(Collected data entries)
☆ ☆ ☆ ☆ ☆

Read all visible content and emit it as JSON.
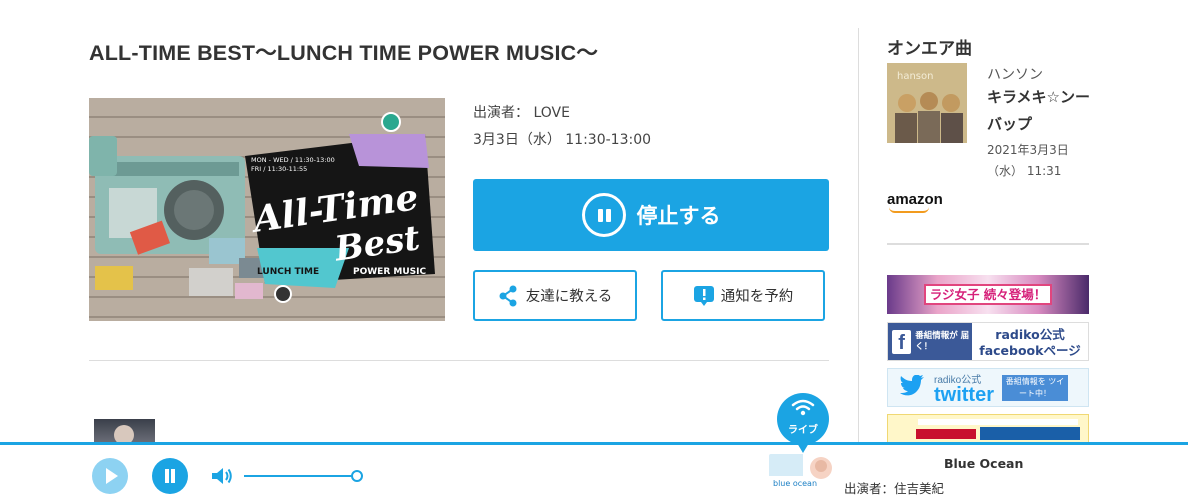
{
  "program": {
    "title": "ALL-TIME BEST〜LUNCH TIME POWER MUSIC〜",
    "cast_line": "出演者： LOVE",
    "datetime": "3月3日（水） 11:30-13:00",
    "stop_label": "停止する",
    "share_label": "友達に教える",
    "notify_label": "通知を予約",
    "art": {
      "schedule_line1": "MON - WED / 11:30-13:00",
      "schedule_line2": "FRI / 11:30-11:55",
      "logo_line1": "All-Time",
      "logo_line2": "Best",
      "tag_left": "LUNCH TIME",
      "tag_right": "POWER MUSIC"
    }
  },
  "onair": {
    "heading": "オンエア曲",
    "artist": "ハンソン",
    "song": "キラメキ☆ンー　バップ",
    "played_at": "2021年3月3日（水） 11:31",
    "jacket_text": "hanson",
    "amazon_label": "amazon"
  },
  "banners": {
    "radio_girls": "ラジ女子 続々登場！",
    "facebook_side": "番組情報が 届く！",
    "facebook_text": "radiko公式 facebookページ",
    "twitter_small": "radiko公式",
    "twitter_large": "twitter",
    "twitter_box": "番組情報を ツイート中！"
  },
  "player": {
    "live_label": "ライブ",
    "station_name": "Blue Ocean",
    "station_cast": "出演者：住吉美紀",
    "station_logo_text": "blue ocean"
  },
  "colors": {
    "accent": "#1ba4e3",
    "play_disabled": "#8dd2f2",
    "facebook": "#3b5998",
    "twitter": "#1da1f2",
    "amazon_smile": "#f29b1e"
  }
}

☆ ☆ ☆ ☆ ☆

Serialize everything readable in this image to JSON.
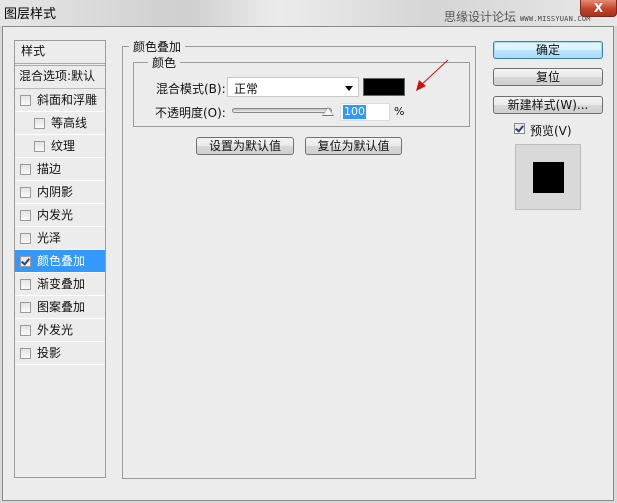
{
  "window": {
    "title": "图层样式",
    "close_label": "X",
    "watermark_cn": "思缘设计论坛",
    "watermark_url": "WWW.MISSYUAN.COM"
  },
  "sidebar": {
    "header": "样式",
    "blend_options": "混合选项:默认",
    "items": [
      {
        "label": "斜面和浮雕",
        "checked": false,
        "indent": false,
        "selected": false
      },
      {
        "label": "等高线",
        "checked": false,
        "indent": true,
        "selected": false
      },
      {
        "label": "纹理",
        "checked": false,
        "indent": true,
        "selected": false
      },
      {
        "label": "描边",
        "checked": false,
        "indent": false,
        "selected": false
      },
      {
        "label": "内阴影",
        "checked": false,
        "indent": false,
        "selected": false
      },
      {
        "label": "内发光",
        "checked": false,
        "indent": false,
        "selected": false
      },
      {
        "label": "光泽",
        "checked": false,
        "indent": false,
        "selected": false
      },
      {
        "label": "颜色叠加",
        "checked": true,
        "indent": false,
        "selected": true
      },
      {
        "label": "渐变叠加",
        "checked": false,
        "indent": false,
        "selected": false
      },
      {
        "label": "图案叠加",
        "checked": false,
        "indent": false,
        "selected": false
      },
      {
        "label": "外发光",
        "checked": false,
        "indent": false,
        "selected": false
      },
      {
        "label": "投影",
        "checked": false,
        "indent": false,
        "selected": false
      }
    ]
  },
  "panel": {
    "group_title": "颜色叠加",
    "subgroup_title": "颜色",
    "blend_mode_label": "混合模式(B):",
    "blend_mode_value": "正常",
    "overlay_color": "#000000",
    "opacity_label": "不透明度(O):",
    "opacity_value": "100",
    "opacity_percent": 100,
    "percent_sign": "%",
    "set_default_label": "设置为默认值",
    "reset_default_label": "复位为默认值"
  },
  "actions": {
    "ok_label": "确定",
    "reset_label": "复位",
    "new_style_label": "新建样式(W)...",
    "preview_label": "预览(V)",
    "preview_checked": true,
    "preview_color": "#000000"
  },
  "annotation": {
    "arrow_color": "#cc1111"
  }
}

☆ ☆ ☆ ☆ ☆

STATED PROBLEM: Scan the material and collect every line that contains "MUSIC".

SOLUTION:
    "title": "ALL-TIME BEST〜LUNCH TIME POWER MUSIC〜",
      "tag_right": "POWER MUSIC"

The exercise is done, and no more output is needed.